Look through the records and report how many lines include the word "mains", with no other words.

Records from a data source:

########################################

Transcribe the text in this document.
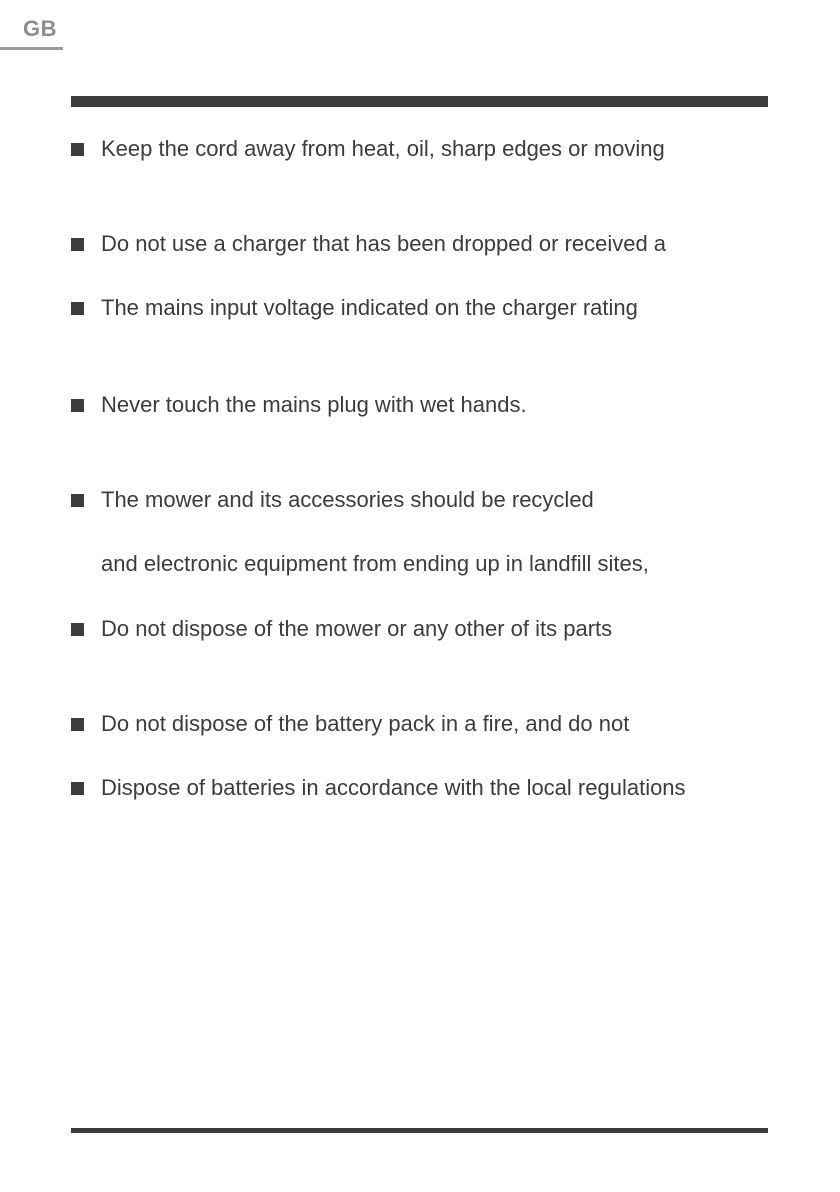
GB
Keep the cord away from heat, oil, sharp edges or moving
Do not use a charger that has been dropped or received a
The mains input voltage indicated on the charger rating
Never touch the mains plug with wet hands.
The mower and its accessories should be recycled
and electronic equipment from ending up in landfill sites,
Do not dispose of the mower or any other of its parts
Do not dispose of the battery pack in a fire, and do not
Dispose of batteries in accordance with the local regulations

########################################

- **PROBLEM SOLUTION**: 2